## Recorded data
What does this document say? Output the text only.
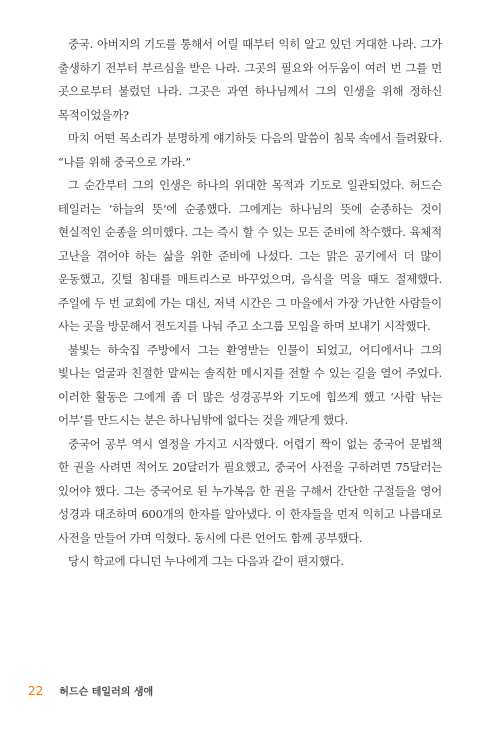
중국. 아버지의 기도를 통해서 어릴 때부터 익히 알고 있던 거대한 나라. 그가 출생하기 전부터 부르심을 받은 나라. 그곳의 필요와 어두움이 여러 번 그를 먼 곳으로부터 불렀던 나라. 그곳은 과연 하나님께서 그의 인생을 위해 정하신 목적이었을까?

마치 어떤 목소리가 분명하게 얘기하듯 다음의 말씀이 침묵 속에서 들려왔다. “나를 위해 중국으로 가라.”

그 순간부터 그의 인생은 하나의 위대한 목적과 기도로 일관되었다. 허드슨 테일러는 ‘하늘의 뜻’에 순종했다. 그에게는 하나님의 뜻에 순종하는 것이 현실적인 순종을 의미했다. 그는 즉시 할 수 있는 모든 준비에 착수했다. 육체적 고난을 겪어야 하는 삶을 위한 준비에 나섰다. 그는 맑은 공기에서 더 많이 운동했고, 깃털 침대를 매트리스로 바꾸었으며, 음식을 먹을 때도 절제했다. 주일에 두 번 교회에 가는 대신, 저녁 시간은 그 마을에서 가장 가난한 사람들이 사는 곳을 방문해서 전도지를 나눠 주고 소그룹 모임을 하며 보내기 시작했다.

불빛는 하숙집 주방에서 그는 환영받는 인물이 되었고, 어디에서나 그의 빛나는 얼굴과 친절한 말씨는 솔직한 메시지를 전할 수 있는 길을 열어 주었다. 이러한 활동은 그에게 좀 더 많은 성경공부와 기도에 힘쓰게 했고 ‘사람 낚는 어부’를 만드시는 분은 하나님밖에 없다는 것을 깨닫게 했다.

중국어 공부 역시 열정을 가지고 시작했다. 어렵기 짝이 없는 중국어 문법책 한 권을 사려면 적어도 20달러가 필요했고, 중국어 사전을 구하려면 75달러는 있어야 했다. 그는 중국어로 된 누가복음 한 권을 구해서 간단한 구절들을 영어 성경과 대조하며 600개의 한자를 알아냈다. 이 한자들을 먼저 익히고 나름대로 사전을 만들어 가며 익혔다. 동시에 다른 언어도 함께 공부했다.

당시 학교에 다니던 누나에게 그는 다음과 같이 편지했다.

22 허드슨 테일러의 생애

## WORK INSTRUCTIONS
Omit the pictures, and quote the material above exactly as given.

## RESULT OF THIS EXERCISE
What does this document say? Output the text only.
중국. 아버지의 기도를 통해서 어릴 때부터 익히 알고 있던 거대한 나라. 그가 출생하기 전부터 부르심을 받은 나라. 그곳의 필요와 어두움이 여러 번 그를 먼 곳으로부터 불렀던 나라. 그곳은 과연 하나님께서 그의 인생을 위해 정하신 목적이었을까?

마치 어떤 목소리가 분명하게 얘기하듯 다음의 말씀이 침묵 속에서 들려왔다. “나를 위해 중국으로 가라.”

그 순간부터 그의 인생은 하나의 위대한 목적과 기도로 일관되었다. 허드슨 테일러는 ‘하늘의 뜻’에 순종했다. 그에게는 하나님의 뜻에 순종하는 것이 현실적인 순종을 의미했다. 그는 즉시 할 수 있는 모든 준비에 착수했다. 육체적 고난을 겪어야 하는 삶을 위한 준비에 나섰다. 그는 맑은 공기에서 더 많이 운동했고, 깃털 침대를 매트리스로 바꾸었으며, 음식을 먹을 때도 절제했다. 주일에 두 번 교회에 가는 대신, 저녁 시간은 그 마을에서 가장 가난한 사람들이 사는 곳을 방문해서 전도지를 나눠 주고 소그룹 모임을 하며 보내기 시작했다.

불빛는 하숙집 주방에서 그는 환영받는 인물이 되었고, 어디에서나 그의 빛나는 얼굴과 친절한 말씨는 솔직한 메시지를 전할 수 있는 길을 열어 주었다. 이러한 활동은 그에게 좀 더 많은 성경공부와 기도에 힘쓰게 했고 ‘사람 낚는 어부’를 만드시는 분은 하나님밖에 없다는 것을 깨닫게 했다.

중국어 공부 역시 열정을 가지고 시작했다. 어렵기 짝이 없는 중국어 문법책 한 권을 사려면 적어도 20달러가 필요했고, 중국어 사전을 구하려면 75달러는 있어야 했다. 그는 중국어로 된 누가복음 한 권을 구해서 간단한 구절들을 영어 성경과 대조하며 600개의 한자를 알아냈다. 이 한자들을 먼저 익히고 나름대로 사전을 만들어 가며 익혔다. 동시에 다른 언어도 함께 공부했다.

당시 학교에 다니던 누나에게 그는 다음과 같이 편지했다.

22 허드슨 테일러의 생애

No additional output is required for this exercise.